___ Provided data ___
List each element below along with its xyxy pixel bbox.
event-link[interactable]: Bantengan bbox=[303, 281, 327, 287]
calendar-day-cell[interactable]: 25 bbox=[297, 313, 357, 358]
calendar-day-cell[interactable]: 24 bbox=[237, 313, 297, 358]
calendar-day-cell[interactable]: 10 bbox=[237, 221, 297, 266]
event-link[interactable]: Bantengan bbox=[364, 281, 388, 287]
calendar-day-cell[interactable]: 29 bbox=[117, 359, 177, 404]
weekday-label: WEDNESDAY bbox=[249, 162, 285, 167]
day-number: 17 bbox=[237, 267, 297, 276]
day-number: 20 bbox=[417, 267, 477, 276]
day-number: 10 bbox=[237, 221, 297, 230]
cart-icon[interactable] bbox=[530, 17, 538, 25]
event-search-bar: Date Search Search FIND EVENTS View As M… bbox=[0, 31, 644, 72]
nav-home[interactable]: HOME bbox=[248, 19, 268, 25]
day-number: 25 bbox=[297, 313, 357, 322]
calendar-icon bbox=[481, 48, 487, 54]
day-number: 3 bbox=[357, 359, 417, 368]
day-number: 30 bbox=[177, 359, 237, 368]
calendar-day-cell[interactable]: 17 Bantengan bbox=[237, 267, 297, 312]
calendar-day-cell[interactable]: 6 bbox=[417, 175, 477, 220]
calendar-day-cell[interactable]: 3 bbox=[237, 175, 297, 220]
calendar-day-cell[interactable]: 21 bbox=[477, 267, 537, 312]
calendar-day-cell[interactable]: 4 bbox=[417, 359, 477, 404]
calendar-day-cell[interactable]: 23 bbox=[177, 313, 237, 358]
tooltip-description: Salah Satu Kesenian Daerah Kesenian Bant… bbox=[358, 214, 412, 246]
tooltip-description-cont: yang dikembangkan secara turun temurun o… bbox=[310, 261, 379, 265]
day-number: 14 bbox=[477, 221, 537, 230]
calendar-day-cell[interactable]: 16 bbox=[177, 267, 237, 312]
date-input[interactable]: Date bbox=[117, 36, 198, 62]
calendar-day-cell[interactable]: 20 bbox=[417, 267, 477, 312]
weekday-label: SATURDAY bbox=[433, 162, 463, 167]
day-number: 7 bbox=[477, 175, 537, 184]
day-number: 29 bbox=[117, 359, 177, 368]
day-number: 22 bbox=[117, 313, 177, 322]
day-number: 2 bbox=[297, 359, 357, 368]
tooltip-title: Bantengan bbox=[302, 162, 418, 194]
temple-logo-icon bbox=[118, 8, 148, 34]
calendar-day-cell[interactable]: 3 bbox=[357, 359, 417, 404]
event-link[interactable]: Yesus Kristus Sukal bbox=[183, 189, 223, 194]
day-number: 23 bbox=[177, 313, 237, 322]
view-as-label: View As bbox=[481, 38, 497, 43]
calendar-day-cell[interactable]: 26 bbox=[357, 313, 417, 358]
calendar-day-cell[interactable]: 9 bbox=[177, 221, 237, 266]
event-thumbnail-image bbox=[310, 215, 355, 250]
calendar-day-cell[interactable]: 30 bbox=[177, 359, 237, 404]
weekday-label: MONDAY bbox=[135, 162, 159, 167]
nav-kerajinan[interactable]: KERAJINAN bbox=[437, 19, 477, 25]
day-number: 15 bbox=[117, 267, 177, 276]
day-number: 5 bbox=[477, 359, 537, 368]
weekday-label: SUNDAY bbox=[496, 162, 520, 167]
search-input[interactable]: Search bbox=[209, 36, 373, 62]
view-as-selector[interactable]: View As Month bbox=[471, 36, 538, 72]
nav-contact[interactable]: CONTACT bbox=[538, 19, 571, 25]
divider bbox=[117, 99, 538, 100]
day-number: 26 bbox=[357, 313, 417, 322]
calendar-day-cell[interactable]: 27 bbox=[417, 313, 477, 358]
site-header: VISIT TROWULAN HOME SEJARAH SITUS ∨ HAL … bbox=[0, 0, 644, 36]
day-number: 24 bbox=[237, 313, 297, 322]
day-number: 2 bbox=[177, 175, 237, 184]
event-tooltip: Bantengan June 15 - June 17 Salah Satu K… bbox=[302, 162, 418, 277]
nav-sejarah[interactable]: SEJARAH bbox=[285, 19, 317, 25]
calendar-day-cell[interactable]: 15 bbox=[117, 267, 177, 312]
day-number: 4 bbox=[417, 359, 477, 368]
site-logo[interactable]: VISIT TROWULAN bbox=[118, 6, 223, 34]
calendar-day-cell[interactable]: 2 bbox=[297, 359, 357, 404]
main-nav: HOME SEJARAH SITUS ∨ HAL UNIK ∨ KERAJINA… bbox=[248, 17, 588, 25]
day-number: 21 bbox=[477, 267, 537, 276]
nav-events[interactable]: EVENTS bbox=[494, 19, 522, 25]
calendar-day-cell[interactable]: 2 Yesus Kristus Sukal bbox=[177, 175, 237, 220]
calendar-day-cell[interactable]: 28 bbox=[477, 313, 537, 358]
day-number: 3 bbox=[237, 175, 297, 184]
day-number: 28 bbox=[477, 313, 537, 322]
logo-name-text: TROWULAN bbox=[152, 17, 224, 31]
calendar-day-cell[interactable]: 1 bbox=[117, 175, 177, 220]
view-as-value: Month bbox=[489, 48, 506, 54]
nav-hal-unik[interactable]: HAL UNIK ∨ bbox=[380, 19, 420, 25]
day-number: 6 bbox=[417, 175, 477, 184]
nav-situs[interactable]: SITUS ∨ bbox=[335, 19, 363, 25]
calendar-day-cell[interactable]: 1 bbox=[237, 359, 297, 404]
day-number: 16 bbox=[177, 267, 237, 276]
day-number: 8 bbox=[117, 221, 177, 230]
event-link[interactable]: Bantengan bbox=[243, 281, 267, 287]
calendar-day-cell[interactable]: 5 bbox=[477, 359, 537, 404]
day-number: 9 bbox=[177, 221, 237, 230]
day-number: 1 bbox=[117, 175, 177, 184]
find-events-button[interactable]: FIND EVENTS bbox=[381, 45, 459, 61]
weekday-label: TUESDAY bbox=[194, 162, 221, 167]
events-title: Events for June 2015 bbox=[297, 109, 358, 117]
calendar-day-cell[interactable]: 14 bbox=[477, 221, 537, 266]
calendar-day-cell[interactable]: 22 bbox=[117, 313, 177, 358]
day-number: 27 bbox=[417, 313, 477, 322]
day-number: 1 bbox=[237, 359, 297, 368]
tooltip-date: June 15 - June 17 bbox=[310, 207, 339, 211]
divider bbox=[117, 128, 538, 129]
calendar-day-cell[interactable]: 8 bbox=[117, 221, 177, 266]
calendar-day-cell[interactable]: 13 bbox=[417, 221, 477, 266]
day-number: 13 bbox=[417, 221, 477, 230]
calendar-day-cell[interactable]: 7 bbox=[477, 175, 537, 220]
___
Instruction: Reproduce every line of the items above word for word, in the same order.

Reply:
List each element below along with its xyxy pixel bbox.
event-link[interactable]: Bantengan bbox=[303, 281, 327, 287]
calendar-day-cell[interactable]: 25 bbox=[297, 313, 357, 358]
calendar-day-cell[interactable]: 24 bbox=[237, 313, 297, 358]
calendar-day-cell[interactable]: 10 bbox=[237, 221, 297, 266]
event-link[interactable]: Bantengan bbox=[364, 281, 388, 287]
calendar-day-cell[interactable]: 29 bbox=[117, 359, 177, 404]
weekday-label: WEDNESDAY bbox=[249, 162, 285, 167]
day-number: 17 bbox=[237, 267, 297, 276]
day-number: 20 bbox=[417, 267, 477, 276]
day-number: 10 bbox=[237, 221, 297, 230]
cart-icon[interactable] bbox=[530, 17, 538, 25]
event-search-bar: Date Search Search FIND EVENTS View As M… bbox=[0, 31, 644, 72]
nav-home[interactable]: HOME bbox=[248, 19, 268, 25]
day-number: 25 bbox=[297, 313, 357, 322]
calendar-icon bbox=[481, 48, 487, 54]
day-number: 3 bbox=[357, 359, 417, 368]
day-number: 30 bbox=[177, 359, 237, 368]
calendar-day-cell[interactable]: 17 Bantengan bbox=[237, 267, 297, 312]
calendar-day-cell[interactable]: 6 bbox=[417, 175, 477, 220]
calendar-day-cell[interactable]: 3 bbox=[237, 175, 297, 220]
calendar-day-cell[interactable]: 21 bbox=[477, 267, 537, 312]
calendar-day-cell[interactable]: 4 bbox=[417, 359, 477, 404]
calendar-day-cell[interactable]: 23 bbox=[177, 313, 237, 358]
tooltip-description: Salah Satu Kesenian Daerah Kesenian Bant… bbox=[358, 214, 412, 246]
tooltip-description-cont: yang dikembangkan secara turun temurun o… bbox=[310, 261, 379, 265]
day-number: 14 bbox=[477, 221, 537, 230]
calendar-day-cell[interactable]: 16 bbox=[177, 267, 237, 312]
date-input[interactable]: Date bbox=[117, 36, 198, 62]
calendar-day-cell[interactable]: 20 bbox=[417, 267, 477, 312]
weekday-label: SATURDAY bbox=[433, 162, 463, 167]
day-number: 7 bbox=[477, 175, 537, 184]
day-number: 29 bbox=[117, 359, 177, 368]
day-number: 22 bbox=[117, 313, 177, 322]
day-number: 2 bbox=[297, 359, 357, 368]
tooltip-title: Bantengan bbox=[302, 162, 418, 194]
temple-logo-icon bbox=[118, 8, 148, 34]
calendar-day-cell[interactable]: 3 bbox=[357, 359, 417, 404]
event-link[interactable]: Yesus Kristus Sukal bbox=[183, 189, 223, 194]
day-number: 23 bbox=[177, 313, 237, 322]
view-as-label: View As bbox=[481, 38, 497, 43]
calendar-day-cell[interactable]: 26 bbox=[357, 313, 417, 358]
calendar-day-cell[interactable]: 9 bbox=[177, 221, 237, 266]
event-thumbnail-image bbox=[310, 215, 355, 250]
calendar-day-cell[interactable]: 30 bbox=[177, 359, 237, 404]
weekday-label: MONDAY bbox=[135, 162, 159, 167]
nav-kerajinan[interactable]: KERAJINAN bbox=[437, 19, 477, 25]
day-number: 15 bbox=[117, 267, 177, 276]
day-number: 5 bbox=[477, 359, 537, 368]
weekday-label: SUNDAY bbox=[496, 162, 520, 167]
search-input[interactable]: Search bbox=[209, 36, 373, 62]
view-as-selector[interactable]: View As Month bbox=[471, 36, 538, 72]
nav-contact[interactable]: CONTACT bbox=[538, 19, 571, 25]
divider bbox=[117, 99, 538, 100]
day-number: 26 bbox=[357, 313, 417, 322]
calendar-day-cell[interactable]: 27 bbox=[417, 313, 477, 358]
site-header: VISIT TROWULAN HOME SEJARAH SITUS ∨ HAL … bbox=[0, 0, 644, 36]
day-number: 24 bbox=[237, 313, 297, 322]
day-number: 2 bbox=[177, 175, 237, 184]
event-tooltip: Bantengan June 15 - June 17 Salah Satu K… bbox=[302, 162, 418, 277]
nav-sejarah[interactable]: SEJARAH bbox=[285, 19, 317, 25]
calendar-day-cell[interactable]: 15 bbox=[117, 267, 177, 312]
day-number: 4 bbox=[417, 359, 477, 368]
site-logo[interactable]: VISIT TROWULAN bbox=[118, 6, 223, 34]
calendar-day-cell[interactable]: 2 bbox=[297, 359, 357, 404]
main-nav: HOME SEJARAH SITUS ∨ HAL UNIK ∨ KERAJINA… bbox=[248, 17, 588, 25]
day-number: 21 bbox=[477, 267, 537, 276]
nav-events[interactable]: EVENTS bbox=[494, 19, 522, 25]
calendar-day-cell[interactable]: 2 Yesus Kristus Sukal bbox=[177, 175, 237, 220]
calendar-day-cell[interactable]: 28 bbox=[477, 313, 537, 358]
day-number: 3 bbox=[237, 175, 297, 184]
day-number: 28 bbox=[477, 313, 537, 322]
logo-name-text: TROWULAN bbox=[152, 17, 224, 31]
calendar-day-cell[interactable]: 1 bbox=[117, 175, 177, 220]
view-as-value: Month bbox=[489, 48, 506, 54]
nav-hal-unik[interactable]: HAL UNIK ∨ bbox=[380, 19, 420, 25]
day-number: 6 bbox=[417, 175, 477, 184]
nav-situs[interactable]: SITUS ∨ bbox=[335, 19, 363, 25]
calendar-day-cell[interactable]: 1 bbox=[237, 359, 297, 404]
day-number: 16 bbox=[177, 267, 237, 276]
day-number: 8 bbox=[117, 221, 177, 230]
event-link[interactable]: Bantengan bbox=[243, 281, 267, 287]
calendar-day-cell[interactable]: 5 bbox=[477, 359, 537, 404]
day-number: 9 bbox=[177, 221, 237, 230]
day-number: 1 bbox=[117, 175, 177, 184]
find-events-button[interactable]: FIND EVENTS bbox=[381, 45, 459, 61]
weekday-label: TUESDAY bbox=[194, 162, 221, 167]
events-title: Events for June 2015 bbox=[297, 109, 358, 117]
calendar-day-cell[interactable]: 14 bbox=[477, 221, 537, 266]
calendar-day-cell[interactable]: 22 bbox=[117, 313, 177, 358]
day-number: 27 bbox=[417, 313, 477, 322]
day-number: 1 bbox=[237, 359, 297, 368]
tooltip-date: June 15 - June 17 bbox=[310, 207, 339, 211]
divider bbox=[117, 128, 538, 129]
calendar-day-cell[interactable]: 8 bbox=[117, 221, 177, 266]
calendar-day-cell[interactable]: 13 bbox=[417, 221, 477, 266]
day-number: 13 bbox=[417, 221, 477, 230]
calendar-day-cell[interactable]: 7 bbox=[477, 175, 537, 220]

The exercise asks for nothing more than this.